╭─ Excerpt provided

The Seller acknowledges that Century is entering into this agreement and purchasing the Shares on the basis of and in reliance upon the Warranties.

4.2.

The Seller warrants to Century that each and every warranty set out in Schedule 2 is, at the date of this agreement, true, accurate and not misleading in any material respect, subject only to any matters Disclosed.

4.3.

Each Warranty is a separate and independent warranty, and, save as otherwise expressly provided, no Warranty shall be limited by reference to any other Warranty or by the other terms of this agreement.

4.4.

Century’s rights and remedies in respect of any breach of any of the Warranties shall not be affected by:

4.4.1.

Completion;

4.4.2.

any investigation made by or on behalf of Century into the affairs of the Company; or


 

Exhibit 10.1

4.4.3.

any other event or matter whatsoever which otherwise might have affected such rights and remedies except a specific and duly authorised written waiver or release.

4.5.

Without prejudice to the warranties given to the Seller by the Buyer in clause 4.6, no information relating to the Company of which Century and/or its agents and/or advisers has knowledge (actual, constructive or imputed) other than by reason of it being Disclosed in accordance with clause 4.2 shall prejudice any Claim that Century shall be entitled to bring or shall operate to reduce any amount recoverable by Century under this agreement.

4.6.

The Buyer warrants to the Seller (i) that neither it nor its advisers, employees or agents has authorised any expenditure being incurred by or on behalf of the Company other than by way of a written request and (ii) it is not aware at the date of this agreement of any circumstances which entitle it to bring a Claim.

╰─

- [Actions to take]
(1) Summarize the warranty clauses in three sentences.
(2) Retype the warranty clauses between "The Seller warrants" and "of this agreement.", inclusive.
(3) Continue the warranty clauses from the point where they stop.

╭─ Supplied entries

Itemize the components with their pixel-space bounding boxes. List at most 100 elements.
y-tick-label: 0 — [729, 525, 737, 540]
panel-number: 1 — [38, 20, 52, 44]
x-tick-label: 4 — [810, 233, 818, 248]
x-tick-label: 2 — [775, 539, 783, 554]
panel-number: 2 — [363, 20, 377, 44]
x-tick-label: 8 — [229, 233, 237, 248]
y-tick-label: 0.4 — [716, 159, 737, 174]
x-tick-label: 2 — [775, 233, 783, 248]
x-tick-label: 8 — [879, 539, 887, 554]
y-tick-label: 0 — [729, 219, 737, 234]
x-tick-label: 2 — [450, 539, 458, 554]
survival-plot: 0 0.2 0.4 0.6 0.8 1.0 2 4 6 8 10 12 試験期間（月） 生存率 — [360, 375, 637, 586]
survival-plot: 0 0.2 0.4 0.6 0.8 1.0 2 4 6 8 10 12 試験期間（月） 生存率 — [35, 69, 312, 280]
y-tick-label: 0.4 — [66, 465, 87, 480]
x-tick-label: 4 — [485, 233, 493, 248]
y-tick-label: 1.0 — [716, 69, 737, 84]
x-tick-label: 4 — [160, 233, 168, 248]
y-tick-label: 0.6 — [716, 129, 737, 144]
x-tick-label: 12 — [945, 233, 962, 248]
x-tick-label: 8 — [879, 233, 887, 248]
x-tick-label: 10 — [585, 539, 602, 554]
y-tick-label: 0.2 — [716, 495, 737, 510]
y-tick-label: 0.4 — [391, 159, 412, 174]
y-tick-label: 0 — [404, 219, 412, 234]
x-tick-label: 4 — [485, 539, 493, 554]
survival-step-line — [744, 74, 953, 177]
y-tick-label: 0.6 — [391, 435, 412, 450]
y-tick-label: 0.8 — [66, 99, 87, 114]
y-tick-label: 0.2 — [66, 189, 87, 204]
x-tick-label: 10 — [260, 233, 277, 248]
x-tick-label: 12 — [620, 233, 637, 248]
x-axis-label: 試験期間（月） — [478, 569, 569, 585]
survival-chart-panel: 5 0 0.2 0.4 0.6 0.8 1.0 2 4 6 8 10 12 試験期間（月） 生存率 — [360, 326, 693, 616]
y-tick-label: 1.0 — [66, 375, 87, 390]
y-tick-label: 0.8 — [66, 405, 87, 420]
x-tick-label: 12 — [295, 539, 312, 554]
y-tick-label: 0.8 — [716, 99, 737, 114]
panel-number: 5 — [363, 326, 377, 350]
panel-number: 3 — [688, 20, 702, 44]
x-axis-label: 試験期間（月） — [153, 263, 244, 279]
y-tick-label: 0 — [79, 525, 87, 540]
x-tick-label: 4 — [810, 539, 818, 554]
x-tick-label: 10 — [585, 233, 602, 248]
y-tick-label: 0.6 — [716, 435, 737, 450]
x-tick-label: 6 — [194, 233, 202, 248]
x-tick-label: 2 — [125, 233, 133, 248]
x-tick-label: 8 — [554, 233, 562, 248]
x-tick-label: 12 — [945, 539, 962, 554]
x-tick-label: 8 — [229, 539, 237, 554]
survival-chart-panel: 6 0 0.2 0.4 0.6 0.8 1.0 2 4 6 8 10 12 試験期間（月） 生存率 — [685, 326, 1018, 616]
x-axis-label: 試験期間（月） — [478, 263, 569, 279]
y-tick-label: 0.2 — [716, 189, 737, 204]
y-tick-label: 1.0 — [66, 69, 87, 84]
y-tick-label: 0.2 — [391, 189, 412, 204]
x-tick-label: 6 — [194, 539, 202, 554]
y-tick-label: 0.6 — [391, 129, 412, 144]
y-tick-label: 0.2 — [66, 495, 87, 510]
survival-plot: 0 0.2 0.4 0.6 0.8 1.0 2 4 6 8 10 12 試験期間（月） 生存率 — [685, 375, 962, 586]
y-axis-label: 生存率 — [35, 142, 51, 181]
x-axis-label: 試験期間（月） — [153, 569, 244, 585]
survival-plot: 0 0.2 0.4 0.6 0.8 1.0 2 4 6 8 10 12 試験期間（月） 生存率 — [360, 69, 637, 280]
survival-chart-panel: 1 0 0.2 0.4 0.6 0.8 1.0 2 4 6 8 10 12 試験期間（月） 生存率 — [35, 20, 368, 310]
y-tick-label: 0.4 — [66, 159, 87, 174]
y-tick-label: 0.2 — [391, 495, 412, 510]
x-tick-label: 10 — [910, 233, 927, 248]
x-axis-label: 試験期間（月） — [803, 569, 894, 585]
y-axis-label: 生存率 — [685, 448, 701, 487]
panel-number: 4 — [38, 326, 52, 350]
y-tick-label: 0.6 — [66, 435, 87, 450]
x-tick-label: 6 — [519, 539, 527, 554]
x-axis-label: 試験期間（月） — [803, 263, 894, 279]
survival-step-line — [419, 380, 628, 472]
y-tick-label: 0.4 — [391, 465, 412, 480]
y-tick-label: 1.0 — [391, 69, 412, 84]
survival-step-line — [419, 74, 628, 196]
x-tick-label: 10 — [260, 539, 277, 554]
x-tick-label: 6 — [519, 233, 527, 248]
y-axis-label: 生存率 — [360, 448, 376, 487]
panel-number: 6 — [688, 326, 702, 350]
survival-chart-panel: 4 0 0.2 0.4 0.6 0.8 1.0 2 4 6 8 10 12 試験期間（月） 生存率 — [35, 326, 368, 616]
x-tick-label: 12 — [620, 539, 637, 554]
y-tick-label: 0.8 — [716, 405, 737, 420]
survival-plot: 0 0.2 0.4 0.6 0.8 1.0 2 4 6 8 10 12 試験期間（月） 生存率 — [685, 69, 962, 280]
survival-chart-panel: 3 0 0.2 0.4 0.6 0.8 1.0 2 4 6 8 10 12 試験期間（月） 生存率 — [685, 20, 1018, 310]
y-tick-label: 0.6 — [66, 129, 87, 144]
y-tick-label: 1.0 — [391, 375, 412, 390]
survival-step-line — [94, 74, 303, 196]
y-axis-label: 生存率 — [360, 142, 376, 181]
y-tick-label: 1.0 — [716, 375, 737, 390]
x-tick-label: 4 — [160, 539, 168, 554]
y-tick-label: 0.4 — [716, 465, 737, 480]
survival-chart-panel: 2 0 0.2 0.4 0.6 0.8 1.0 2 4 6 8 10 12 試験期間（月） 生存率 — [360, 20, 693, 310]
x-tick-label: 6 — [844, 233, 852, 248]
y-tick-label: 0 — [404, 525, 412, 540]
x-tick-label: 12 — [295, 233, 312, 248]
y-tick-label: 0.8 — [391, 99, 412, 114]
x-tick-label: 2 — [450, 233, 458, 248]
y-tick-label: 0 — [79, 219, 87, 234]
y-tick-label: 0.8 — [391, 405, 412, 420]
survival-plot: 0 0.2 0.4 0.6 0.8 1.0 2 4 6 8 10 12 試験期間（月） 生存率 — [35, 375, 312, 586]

╰─
╭─ Supplied entries

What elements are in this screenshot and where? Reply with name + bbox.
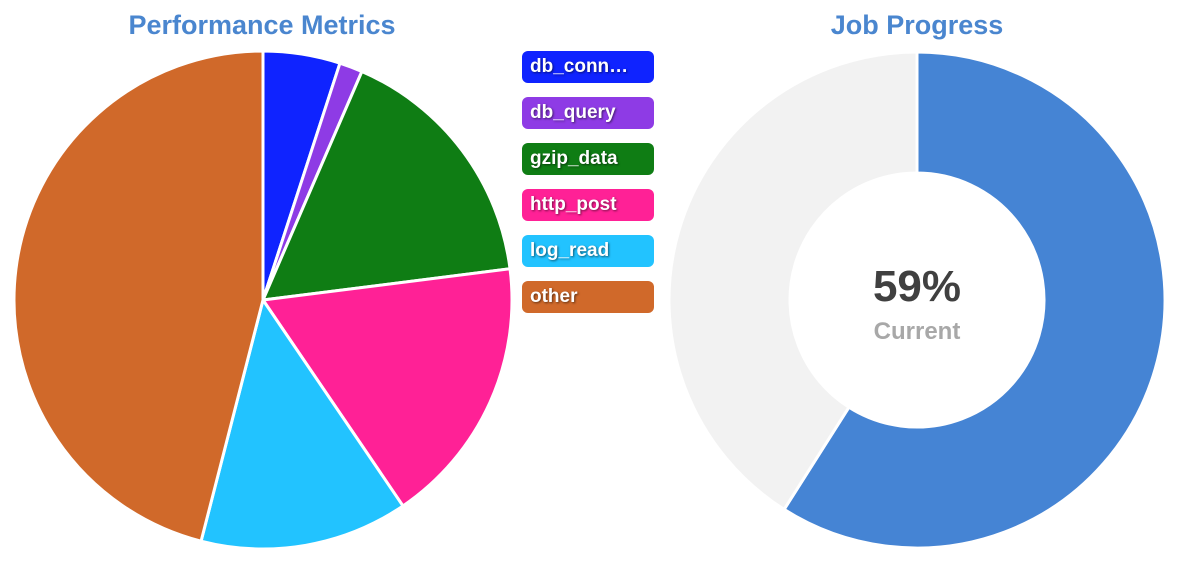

╰─

- [Results]
(1) The Seller acknowledges that Century is relying on the Warranties. It warrants that each warranty in Schedule 2 is true, accurate and not misleading in any material respect at the date of the agreement, subject only to matters Disclosed. Each Warranty stands on its own, and Century's rights for a breach are unaffected by Completion, by its own investigation, by any other information it knows that was not Disclosed, or by anything except a written waiver or release, while the Buyer warrants that it has not authorized Company spending other than by written request and knows of no grounds for a Claim.

(2)
The Seller warrants to Century that each and every warranty set out in Schedule 2 is, at the date of this agreement, true, accurate and not misleading in any material respect, subject only to any matters Disclosed.

4.3.

Each Warranty is a separate and independent warranty, and, save as otherwise expressly provided, no Warranty shall be limited by reference to any other Warranty or by the other terms of this agreement.

(3)
5.

LIMITATIONS

5.1.

The limitations set out in this Clause 5 shall not apply to any Claim which is:

5.1.1.

the consequence of fraud, dishonesty, wilful concealment, wilful misrepresentation or gross negligence by or on behalf of the Seller; or

5.1.2.

a result of a breach of the Warranties in Paragraphs 1 or 2 of Schedule 2.

5.2.

The Seller shall not be liable for a Claim unless Century has, within the 12-month period beginning on the date of this agreement, given written notice of that Claim specifying (in reasonable detail) the nature of the Claim and the amount claimed. However, failure to give reasonable details of any Claims shall not prevent Century from proceeding with any Claim that is otherwise made properly under this agreement.

5.3.

The maximum liability of the Seller for all and any Claims when taken together shall be limited to an amount equal to the aggregate amount of Purchase Price actually received from time to time by the Seller.

5.4.

Century may not recover from the Seller under the Warranties more than once in respect of the same damages suffered.

5.5.

The time limit in Clause 5.2 shall not limit any Claim in respect of liabilities that are contingent or unascertained where written notice of the Claim (giving as far as practical the amount and details of the Claim) is given to the Seller before the expiry of the relevant period specified in Clause 5.2.

5.6.

The Seller shall not be liable for a Claim:

5.6.1.

to the extent that the matter or circumstance giving rise to such Claim was Disclosed;


 

Exhibit 10.1

5.6.2.

to the extent that the claim or liability arises or increases as a result of any action taken by or on behalf of the Buyer (provided that, if such action was taken prior to the date of this agreement and relates to the incurring of expenditure by the Company, it must have been taken at the written request of the Buyer) either prior to or following the date of this agreement; or

5.6.3.

if the alleged breach which is the subject of the Claim is capable of remedy and is remedied to the satisfaction of Century within 20 Business Days of the date on which the Claim is notified to the Seller.

5.7.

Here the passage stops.